Exactly as written, print each record in the listing.

## Begin

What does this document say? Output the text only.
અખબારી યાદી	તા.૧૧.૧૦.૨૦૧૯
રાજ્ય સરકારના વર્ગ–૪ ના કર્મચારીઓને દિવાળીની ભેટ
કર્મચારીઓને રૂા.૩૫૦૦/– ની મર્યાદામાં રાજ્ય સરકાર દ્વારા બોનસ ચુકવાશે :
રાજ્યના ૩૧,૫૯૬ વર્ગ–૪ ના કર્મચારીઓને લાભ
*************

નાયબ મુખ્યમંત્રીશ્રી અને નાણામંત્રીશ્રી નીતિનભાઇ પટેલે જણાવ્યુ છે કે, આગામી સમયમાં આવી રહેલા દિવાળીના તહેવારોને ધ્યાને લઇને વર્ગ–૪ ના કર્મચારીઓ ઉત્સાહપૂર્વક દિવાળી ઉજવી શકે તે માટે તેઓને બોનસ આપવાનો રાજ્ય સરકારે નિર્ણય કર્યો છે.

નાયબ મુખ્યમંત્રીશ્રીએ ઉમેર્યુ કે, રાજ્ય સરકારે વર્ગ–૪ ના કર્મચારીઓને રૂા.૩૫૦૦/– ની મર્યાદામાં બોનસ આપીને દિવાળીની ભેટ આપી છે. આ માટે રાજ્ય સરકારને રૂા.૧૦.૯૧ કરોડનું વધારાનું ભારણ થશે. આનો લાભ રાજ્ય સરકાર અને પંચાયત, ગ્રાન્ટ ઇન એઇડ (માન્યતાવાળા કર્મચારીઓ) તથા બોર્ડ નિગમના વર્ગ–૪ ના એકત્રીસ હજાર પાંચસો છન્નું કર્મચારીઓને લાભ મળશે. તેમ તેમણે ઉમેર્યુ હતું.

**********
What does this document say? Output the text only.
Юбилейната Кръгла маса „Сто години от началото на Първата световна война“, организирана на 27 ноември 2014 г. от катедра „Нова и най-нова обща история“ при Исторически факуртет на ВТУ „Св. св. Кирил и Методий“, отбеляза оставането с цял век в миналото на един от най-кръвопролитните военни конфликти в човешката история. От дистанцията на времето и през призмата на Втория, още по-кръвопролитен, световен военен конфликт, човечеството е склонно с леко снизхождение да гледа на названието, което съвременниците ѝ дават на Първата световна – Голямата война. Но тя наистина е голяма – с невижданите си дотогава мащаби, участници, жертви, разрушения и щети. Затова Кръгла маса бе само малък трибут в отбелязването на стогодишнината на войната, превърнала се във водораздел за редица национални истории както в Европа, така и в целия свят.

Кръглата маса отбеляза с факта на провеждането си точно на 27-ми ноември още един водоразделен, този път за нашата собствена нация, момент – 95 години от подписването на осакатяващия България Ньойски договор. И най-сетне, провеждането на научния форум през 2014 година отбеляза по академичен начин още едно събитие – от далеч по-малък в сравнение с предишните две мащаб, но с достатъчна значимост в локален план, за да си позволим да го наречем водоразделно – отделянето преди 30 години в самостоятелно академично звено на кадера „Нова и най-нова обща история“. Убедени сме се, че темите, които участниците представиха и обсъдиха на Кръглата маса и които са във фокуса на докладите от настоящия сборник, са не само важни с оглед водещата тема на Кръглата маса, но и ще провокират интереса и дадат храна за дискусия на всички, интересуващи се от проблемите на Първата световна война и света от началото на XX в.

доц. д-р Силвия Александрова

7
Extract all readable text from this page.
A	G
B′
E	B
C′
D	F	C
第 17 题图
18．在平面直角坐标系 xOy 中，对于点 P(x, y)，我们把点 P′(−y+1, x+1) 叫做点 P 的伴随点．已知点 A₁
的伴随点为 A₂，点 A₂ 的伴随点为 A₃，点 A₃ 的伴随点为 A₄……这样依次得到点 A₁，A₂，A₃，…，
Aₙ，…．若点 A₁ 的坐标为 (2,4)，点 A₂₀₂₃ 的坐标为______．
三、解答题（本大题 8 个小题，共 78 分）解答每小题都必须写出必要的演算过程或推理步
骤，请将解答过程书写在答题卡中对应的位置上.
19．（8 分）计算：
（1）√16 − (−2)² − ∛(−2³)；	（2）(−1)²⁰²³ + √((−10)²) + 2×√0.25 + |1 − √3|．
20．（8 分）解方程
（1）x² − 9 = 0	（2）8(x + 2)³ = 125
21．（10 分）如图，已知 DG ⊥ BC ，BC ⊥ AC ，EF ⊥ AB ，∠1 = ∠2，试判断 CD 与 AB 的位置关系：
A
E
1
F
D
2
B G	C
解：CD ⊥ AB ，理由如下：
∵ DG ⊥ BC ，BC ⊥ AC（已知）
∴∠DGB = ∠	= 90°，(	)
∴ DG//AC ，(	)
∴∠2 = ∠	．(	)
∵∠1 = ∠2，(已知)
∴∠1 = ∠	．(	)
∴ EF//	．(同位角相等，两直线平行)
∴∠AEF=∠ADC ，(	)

## End

▶ **Written answer**
What does this document say? Output the text only.
અખબારી યાદી	તા.૧૧.૧૦.૨૦૧૯
રાજ્ય સરકારના વર્ગ–૪ ના કર્મચારીઓને દિવાળીની ભેટ
કર્મચારીઓને રૂા.૩૫૦૦/– ની મર્યાદામાં રાજ્ય સરકાર દ્વારા બોનસ ચુકવાશે :
રાજ્યના ૩૧,૫૯૬ વર્ગ–૪ ના કર્મચારીઓને લાભ
*************

નાયબ મુખ્યમંત્રીશ્રી અને નાણામંત્રીશ્રી નીતિનભાઇ પટેલે જણાવ્યુ છે કે, આગામી સમયમાં આવી રહેલા દિવાળીના તહેવારોને ધ્યાને લઇને વર્ગ–૪ ના કર્મચારીઓ ઉત્સાહપૂર્વક દિવાળી ઉજવી શકે તે માટે તેઓને બોનસ આપવાનો રાજ્ય સરકારે નિર્ણય કર્યો છે.

નાયબ મુખ્યમંત્રીશ્રીએ ઉમેર્યુ કે, રાજ્ય સરકારે વર્ગ–૪ ના કર્મચારીઓને રૂા.૩૫૦૦/– ની મર્યાદામાં બોનસ આપીને દિવાળીની ભેટ આપી છે. આ માટે રાજ્ય સરકારને રૂા.૧૦.૯૧ કરોડનું વધારાનું ભારણ થશે. આનો લાભ રાજ્ય સરકાર અને પંચાયત, ગ્રાન્ટ ઇન એઇડ (માન્યતાવાળા કર્મચારીઓ) તથા બોર્ડ નિગમના વર્ગ–૪ ના એકત્રીસ હજાર પાંચસો છન્નું કર્મચારીઓને લાભ મળશે. તેમ તેમણે ઉમેર્યુ હતું.

**********
What does this document say? Output the text only.
Юбилейната Кръгла маса „Сто години от началото на Първата световна война“, организирана на 27 ноември 2014 г. от катедра „Нова и най-нова обща история“ при Исторически факуртет на ВТУ „Св. св. Кирил и Методий“, отбеляза оставането с цял век в миналото на един от най-кръвопролитните военни конфликти в човешката история. От дистанцията на времето и през призмата на Втория, още по-кръвопролитен, световен военен конфликт, човечеството е склонно с леко снизхождение да гледа на названието, което съвременниците ѝ дават на Първата световна – Голямата война. Но тя наистина е голяма – с невижданите си дотогава мащаби, участници, жертви, разрушения и щети. Затова Кръгла маса бе само малък трибут в отбелязването на стогодишнината на войната, превърнала се във водораздел за редица национални истории както в Европа, така и в целия свят.

Кръглата маса отбеляза с факта на провеждането си точно на 27-ми ноември още един водоразделен, този път за нашата собствена нация, момент – 95 години от подписването на осакатяващия България Ньойски договор. И най-сетне, провеждането на научния форум през 2014 година отбеляза по академичен начин още едно събитие – от далеч по-малък в сравнение с предишните две мащаб, но с достатъчна значимост в локален план, за да си позволим да го наречем водоразделно – отделянето преди 30 години в самостоятелно академично звено на кадера „Нова и най-нова обща история“. Убедени сме се, че темите, които участниците представиха и обсъдиха на Кръглата маса и които са във фокуса на докладите от настоящия сборник, са не само важни с оглед водещата тема на Кръглата маса, но и ще провокират интереса и дадат храна за дискусия на всички, интересуващи се от проблемите на Първата световна война и света от началото на XX в.

доц. д-р Силвия Александрова

7
Extract all readable text from this page.
A	G
B′
E	B
C′
D	F	C
第 17 题图
18．在平面直角坐标系 xOy 中，对于点 P(x, y)，我们把点 P′(−y+1, x+1) 叫做点 P 的伴随点．已知点 A₁
的伴随点为 A₂，点 A₂ 的伴随点为 A₃，点 A₃ 的伴随点为 A₄……这样依次得到点 A₁，A₂，A₃，…，
Aₙ，…．若点 A₁ 的坐标为 (2,4)，点 A₂₀₂₃ 的坐标为______．
三、解答题（本大题 8 个小题，共 78 分）解答每小题都必须写出必要的演算过程或推理步
骤，请将解答过程书写在答题卡中对应的位置上.
19．（8 分）计算：
（1）√16 − (−2)² − ∛(−2³)；	（2）(−1)²⁰²³ + √((−10)²) + 2×√0.25 + |1 − √3|．
20．（8 分）解方程
（1）x² − 9 = 0	（2）8(x + 2)³ = 125
21．（10 分）如图，已知 DG ⊥ BC ，BC ⊥ AC ，EF ⊥ AB ，∠1 = ∠2，试判断 CD 与 AB 的位置关系：
A
E
1
F
D
2
B G	C
解：CD ⊥ AB ，理由如下：
∵ DG ⊥ BC ，BC ⊥ AC（已知）
∴∠DGB = ∠	= 90°，(	)
∴ DG//AC ，(	)
∴∠2 = ∠	．(	)
∵∠1 = ∠2，(已知)
∴∠1 = ∠	．(	)
∴ EF//	．(同位角相等，两直线平行)
∴∠AEF=∠ADC ，(	)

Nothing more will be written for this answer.